• TO DO
Would you retype all of these records exactly?
**** DATA TO USE
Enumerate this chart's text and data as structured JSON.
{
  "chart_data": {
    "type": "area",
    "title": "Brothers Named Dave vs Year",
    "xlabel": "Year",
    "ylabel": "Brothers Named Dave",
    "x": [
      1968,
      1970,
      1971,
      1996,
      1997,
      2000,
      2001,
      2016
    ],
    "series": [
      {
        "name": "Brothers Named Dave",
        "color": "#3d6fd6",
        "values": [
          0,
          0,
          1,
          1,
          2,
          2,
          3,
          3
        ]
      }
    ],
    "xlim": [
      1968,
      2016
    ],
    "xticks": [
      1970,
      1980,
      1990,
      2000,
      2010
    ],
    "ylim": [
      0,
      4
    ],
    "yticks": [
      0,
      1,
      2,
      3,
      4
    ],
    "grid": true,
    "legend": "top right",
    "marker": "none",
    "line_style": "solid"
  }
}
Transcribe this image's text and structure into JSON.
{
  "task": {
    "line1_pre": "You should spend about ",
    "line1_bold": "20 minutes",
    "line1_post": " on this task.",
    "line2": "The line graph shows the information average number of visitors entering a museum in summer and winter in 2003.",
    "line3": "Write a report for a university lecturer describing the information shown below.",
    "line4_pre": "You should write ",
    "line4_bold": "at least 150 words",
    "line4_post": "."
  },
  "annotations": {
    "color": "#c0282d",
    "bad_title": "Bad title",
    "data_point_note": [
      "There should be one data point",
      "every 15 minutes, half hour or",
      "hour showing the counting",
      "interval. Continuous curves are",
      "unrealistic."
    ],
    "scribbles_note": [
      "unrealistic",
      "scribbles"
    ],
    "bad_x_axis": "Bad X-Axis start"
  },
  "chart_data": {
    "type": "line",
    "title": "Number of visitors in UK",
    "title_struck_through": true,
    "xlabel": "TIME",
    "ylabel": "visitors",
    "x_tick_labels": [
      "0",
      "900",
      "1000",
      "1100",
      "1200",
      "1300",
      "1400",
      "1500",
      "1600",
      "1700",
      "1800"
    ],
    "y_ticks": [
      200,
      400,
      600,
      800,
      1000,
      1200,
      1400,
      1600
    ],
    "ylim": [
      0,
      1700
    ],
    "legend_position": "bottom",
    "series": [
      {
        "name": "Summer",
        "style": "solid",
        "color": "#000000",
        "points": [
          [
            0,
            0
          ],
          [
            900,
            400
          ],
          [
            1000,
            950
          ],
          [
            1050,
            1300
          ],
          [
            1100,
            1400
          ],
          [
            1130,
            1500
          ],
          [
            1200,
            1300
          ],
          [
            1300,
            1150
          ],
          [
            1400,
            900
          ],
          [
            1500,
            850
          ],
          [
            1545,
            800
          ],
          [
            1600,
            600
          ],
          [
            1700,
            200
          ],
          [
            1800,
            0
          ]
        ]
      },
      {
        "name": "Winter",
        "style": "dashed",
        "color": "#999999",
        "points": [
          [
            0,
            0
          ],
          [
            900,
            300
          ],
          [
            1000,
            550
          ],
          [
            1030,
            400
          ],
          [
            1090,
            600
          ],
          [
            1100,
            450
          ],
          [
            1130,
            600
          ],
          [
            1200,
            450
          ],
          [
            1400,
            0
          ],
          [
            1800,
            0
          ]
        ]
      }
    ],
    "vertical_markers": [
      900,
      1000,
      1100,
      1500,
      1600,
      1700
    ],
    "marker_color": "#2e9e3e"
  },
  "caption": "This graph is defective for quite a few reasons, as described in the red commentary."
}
********
• ANSWER FOR THIS EXERCISE
Enumerate this chart's text and data as structured JSON.
{
  "chart_data": {
    "type": "area",
    "title": "Brothers Named Dave vs Year",
    "xlabel": "Year",
    "ylabel": "Brothers Named Dave",
    "x": [
      1968,
      1970,
      1971,
      1996,
      1997,
      2000,
      2001,
      2016
    ],
    "series": [
      {
        "name": "Brothers Named Dave",
        "color": "#3d6fd6",
        "values": [
          0,
          0,
          1,
          1,
          2,
          2,
          3,
          3
        ]
      }
    ],
    "xlim": [
      1968,
      2016
    ],
    "xticks": [
      1970,
      1980,
      1990,
      2000,
      2010
    ],
    "ylim": [
      0,
      4
    ],
    "yticks": [
      0,
      1,
      2,
      3,
      4
    ],
    "grid": true,
    "legend": "top right",
    "marker": "none",
    "line_style": "solid"
  }
}
Transcribe this image's text and structure into JSON.
{
  "task": {
    "line1_pre": "You should spend about ",
    "line1_bold": "20 minutes",
    "line1_post": " on this task.",
    "line2": "The line graph shows the information average number of visitors entering a museum in summer and winter in 2003.",
    "line3": "Write a report for a university lecturer describing the information shown below.",
    "line4_pre": "You should write ",
    "line4_bold": "at least 150 words",
    "line4_post": "."
  },
  "annotations": {
    "color": "#c0282d",
    "bad_title": "Bad title",
    "data_point_note": [
      "There should be one data point",
      "every 15 minutes, half hour or",
      "hour showing the counting",
      "interval. Continuous curves are",
      "unrealistic."
    ],
    "scribbles_note": [
      "unrealistic",
      "scribbles"
    ],
    "bad_x_axis": "Bad X-Axis start"
  },
  "chart_data": {
    "type": "line",
    "title": "Number of visitors in UK",
    "title_struck_through": true,
    "xlabel": "TIME",
    "ylabel": "visitors",
    "x_tick_labels": [
      "0",
      "900",
      "1000",
      "1100",
      "1200",
      "1300",
      "1400",
      "1500",
      "1600",
      "1700",
      "1800"
    ],
    "y_ticks": [
      200,
      400,
      600,
      800,
      1000,
      1200,
      1400,
      1600
    ],
    "ylim": [
      0,
      1700
    ],
    "legend_position": "bottom",
    "series": [
      {
        "name": "Summer",
        "style": "solid",
        "color": "#000000",
        "points": [
          [
            0,
            0
          ],
          [
            900,
            400
          ],
          [
            1000,
            950
          ],
          [
            1050,
            1300
          ],
          [
            1100,
            1400
          ],
          [
            1130,
            1500
          ],
          [
            1200,
            1300
          ],
          [
            1300,
            1150
          ],
          [
            1400,
            900
          ],
          [
            1500,
            850
          ],
          [
            1545,
            800
          ],
          [
            1600,
            600
          ],
          [
            1700,
            200
          ],
          [
            1800,
            0
          ]
        ]
      },
      {
        "name": "Winter",
        "style": "dashed",
        "color": "#999999",
        "points": [
          [
            0,
            0
          ],
          [
            900,
            300
          ],
          [
            1000,
            550
          ],
          [
            1030,
            400
          ],
          [
            1090,
            600
          ],
          [
            1100,
            450
          ],
          [
            1130,
            600
          ],
          [
            1200,
            450
          ],
          [
            1400,
            0
          ],
          [
            1800,
            0
          ]
        ]
      }
    ],
    "vertical_markers": [
      900,
      1000,
      1100,
      1500,
      1600,
      1700
    ],
    "marker_color": "#2e9e3e"
  },
  "caption": "This graph is defective for quite a few reasons, as described in the red commentary."
}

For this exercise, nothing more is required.